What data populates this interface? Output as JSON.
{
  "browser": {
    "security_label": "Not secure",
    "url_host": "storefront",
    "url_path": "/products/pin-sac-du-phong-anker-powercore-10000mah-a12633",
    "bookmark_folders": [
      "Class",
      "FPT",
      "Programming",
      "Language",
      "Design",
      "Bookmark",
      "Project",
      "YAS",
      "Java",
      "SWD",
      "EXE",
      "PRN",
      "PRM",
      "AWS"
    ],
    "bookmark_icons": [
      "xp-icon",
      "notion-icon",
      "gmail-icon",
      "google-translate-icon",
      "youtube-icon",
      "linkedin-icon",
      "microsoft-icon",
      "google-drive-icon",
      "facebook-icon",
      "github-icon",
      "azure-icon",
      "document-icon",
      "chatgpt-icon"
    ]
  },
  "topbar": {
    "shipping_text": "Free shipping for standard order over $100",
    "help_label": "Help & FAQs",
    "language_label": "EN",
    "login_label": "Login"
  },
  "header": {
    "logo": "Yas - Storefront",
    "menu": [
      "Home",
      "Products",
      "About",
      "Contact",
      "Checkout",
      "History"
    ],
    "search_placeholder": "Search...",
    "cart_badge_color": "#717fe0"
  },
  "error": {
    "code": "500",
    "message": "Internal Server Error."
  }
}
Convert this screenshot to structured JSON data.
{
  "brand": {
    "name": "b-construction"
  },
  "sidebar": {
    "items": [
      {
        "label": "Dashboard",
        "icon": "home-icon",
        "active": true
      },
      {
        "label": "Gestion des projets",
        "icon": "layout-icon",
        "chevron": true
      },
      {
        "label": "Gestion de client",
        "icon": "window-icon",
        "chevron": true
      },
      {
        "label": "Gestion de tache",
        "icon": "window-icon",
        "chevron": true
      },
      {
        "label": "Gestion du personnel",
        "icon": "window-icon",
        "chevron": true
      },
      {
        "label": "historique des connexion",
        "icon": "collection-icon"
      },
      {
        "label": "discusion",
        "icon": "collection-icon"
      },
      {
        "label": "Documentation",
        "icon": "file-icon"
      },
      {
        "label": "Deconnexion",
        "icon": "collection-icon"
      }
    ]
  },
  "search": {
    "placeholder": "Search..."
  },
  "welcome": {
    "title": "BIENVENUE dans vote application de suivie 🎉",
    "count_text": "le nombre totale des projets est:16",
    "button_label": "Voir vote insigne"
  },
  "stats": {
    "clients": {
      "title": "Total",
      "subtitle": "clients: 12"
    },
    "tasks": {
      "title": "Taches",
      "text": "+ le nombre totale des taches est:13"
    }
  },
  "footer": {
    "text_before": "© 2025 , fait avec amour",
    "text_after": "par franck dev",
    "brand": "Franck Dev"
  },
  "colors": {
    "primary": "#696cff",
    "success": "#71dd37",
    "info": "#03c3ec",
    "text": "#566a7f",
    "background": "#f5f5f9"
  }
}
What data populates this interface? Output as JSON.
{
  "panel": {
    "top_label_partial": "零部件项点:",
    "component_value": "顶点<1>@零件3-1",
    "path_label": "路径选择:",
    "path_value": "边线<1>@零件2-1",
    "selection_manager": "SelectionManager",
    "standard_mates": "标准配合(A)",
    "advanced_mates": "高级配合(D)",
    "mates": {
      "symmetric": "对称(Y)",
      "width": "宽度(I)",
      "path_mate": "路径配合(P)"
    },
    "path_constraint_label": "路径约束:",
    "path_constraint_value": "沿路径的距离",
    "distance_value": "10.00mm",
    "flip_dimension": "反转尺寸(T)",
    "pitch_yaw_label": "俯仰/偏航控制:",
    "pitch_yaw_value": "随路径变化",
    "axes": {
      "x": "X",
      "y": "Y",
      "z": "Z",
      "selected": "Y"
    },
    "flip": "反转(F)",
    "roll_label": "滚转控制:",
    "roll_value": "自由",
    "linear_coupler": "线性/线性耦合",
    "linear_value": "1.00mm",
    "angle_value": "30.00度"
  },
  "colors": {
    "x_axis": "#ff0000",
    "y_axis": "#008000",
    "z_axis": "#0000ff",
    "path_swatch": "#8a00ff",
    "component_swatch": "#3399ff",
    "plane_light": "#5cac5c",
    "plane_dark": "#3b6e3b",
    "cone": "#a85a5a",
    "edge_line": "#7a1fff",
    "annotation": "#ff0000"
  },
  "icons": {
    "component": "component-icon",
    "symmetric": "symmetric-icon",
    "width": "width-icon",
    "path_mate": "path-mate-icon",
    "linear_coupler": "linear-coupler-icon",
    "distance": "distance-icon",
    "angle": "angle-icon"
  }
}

□ □ □ □

**EXERCISE OBJECTIVE:**
Reproduce every line of the material above exactly.

**REPLY TO THE EXERCISE:**
What data populates this interface? Output as JSON.
{
  "browser": {
    "security_label": "Not secure",
    "url_host": "storefront",
    "url_path": "/products/pin-sac-du-phong-anker-powercore-10000mah-a12633",
    "bookmark_folders": [
      "Class",
      "FPT",
      "Programming",
      "Language",
      "Design",
      "Bookmark",
      "Project",
      "YAS",
      "Java",
      "SWD",
      "EXE",
      "PRN",
      "PRM",
      "AWS"
    ],
    "bookmark_icons": [
      "xp-icon",
      "notion-icon",
      "gmail-icon",
      "google-translate-icon",
      "youtube-icon",
      "linkedin-icon",
      "microsoft-icon",
      "google-drive-icon",
      "facebook-icon",
      "github-icon",
      "azure-icon",
      "document-icon",
      "chatgpt-icon"
    ]
  },
  "topbar": {
    "shipping_text": "Free shipping for standard order over $100",
    "help_label": "Help & FAQs",
    "language_label": "EN",
    "login_label": "Login"
  },
  "header": {
    "logo": "Yas - Storefront",
    "menu": [
      "Home",
      "Products",
      "About",
      "Contact",
      "Checkout",
      "History"
    ],
    "search_placeholder": "Search...",
    "cart_badge_color": "#717fe0"
  },
  "error": {
    "code": "500",
    "message": "Internal Server Error."
  }
}
Convert this screenshot to structured JSON data.
{
  "brand": {
    "name": "b-construction"
  },
  "sidebar": {
    "items": [
      {
        "label": "Dashboard",
        "icon": "home-icon",
        "active": true
      },
      {
        "label": "Gestion des projets",
        "icon": "layout-icon",
        "chevron": true
      },
      {
        "label": "Gestion de client",
        "icon": "window-icon",
        "chevron": true
      },
      {
        "label": "Gestion de tache",
        "icon": "window-icon",
        "chevron": true
      },
      {
        "label": "Gestion du personnel",
        "icon": "window-icon",
        "chevron": true
      },
      {
        "label": "historique des connexion",
        "icon": "collection-icon"
      },
      {
        "label": "discusion",
        "icon": "collection-icon"
      },
      {
        "label": "Documentation",
        "icon": "file-icon"
      },
      {
        "label": "Deconnexion",
        "icon": "collection-icon"
      }
    ]
  },
  "search": {
    "placeholder": "Search..."
  },
  "welcome": {
    "title": "BIENVENUE dans vote application de suivie 🎉",
    "count_text": "le nombre totale des projets est:16",
    "button_label": "Voir vote insigne"
  },
  "stats": {
    "clients": {
      "title": "Total",
      "subtitle": "clients: 12"
    },
    "tasks": {
      "title": "Taches",
      "text": "+ le nombre totale des taches est:13"
    }
  },
  "footer": {
    "text_before": "© 2025 , fait avec amour",
    "text_after": "par franck dev",
    "brand": "Franck Dev"
  },
  "colors": {
    "primary": "#696cff",
    "success": "#71dd37",
    "info": "#03c3ec",
    "text": "#566a7f",
    "background": "#f5f5f9"
  }
}
What data populates this interface? Output as JSON.
{
  "panel": {
    "top_label_partial": "零部件项点:",
    "component_value": "顶点<1>@零件3-1",
    "path_label": "路径选择:",
    "path_value": "边线<1>@零件2-1",
    "selection_manager": "SelectionManager",
    "standard_mates": "标准配合(A)",
    "advanced_mates": "高级配合(D)",
    "mates": {
      "symmetric": "对称(Y)",
      "width": "宽度(I)",
      "path_mate": "路径配合(P)"
    },
    "path_constraint_label": "路径约束:",
    "path_constraint_value": "沿路径的距离",
    "distance_value": "10.00mm",
    "flip_dimension": "反转尺寸(T)",
    "pitch_yaw_label": "俯仰/偏航控制:",
    "pitch_yaw_value": "随路径变化",
    "axes": {
      "x": "X",
      "y": "Y",
      "z": "Z",
      "selected": "Y"
    },
    "flip": "反转(F)",
    "roll_label": "滚转控制:",
    "roll_value": "自由",
    "linear_coupler": "线性/线性耦合",
    "linear_value": "1.00mm",
    "angle_value": "30.00度"
  },
  "colors": {
    "x_axis": "#ff0000",
    "y_axis": "#008000",
    "z_axis": "#0000ff",
    "path_swatch": "#8a00ff",
    "component_swatch": "#3399ff",
    "plane_light": "#5cac5c",
    "plane_dark": "#3b6e3b",
    "cone": "#a85a5a",
    "edge_line": "#7a1fff",
    "annotation": "#ff0000"
  },
  "icons": {
    "component": "component-icon",
    "symmetric": "symmetric-icon",
    "width": "width-icon",
    "path_mate": "path-mate-icon",
    "linear_coupler": "linear-coupler-icon",
    "distance": "distance-icon",
    "angle": "angle-icon"
  }
}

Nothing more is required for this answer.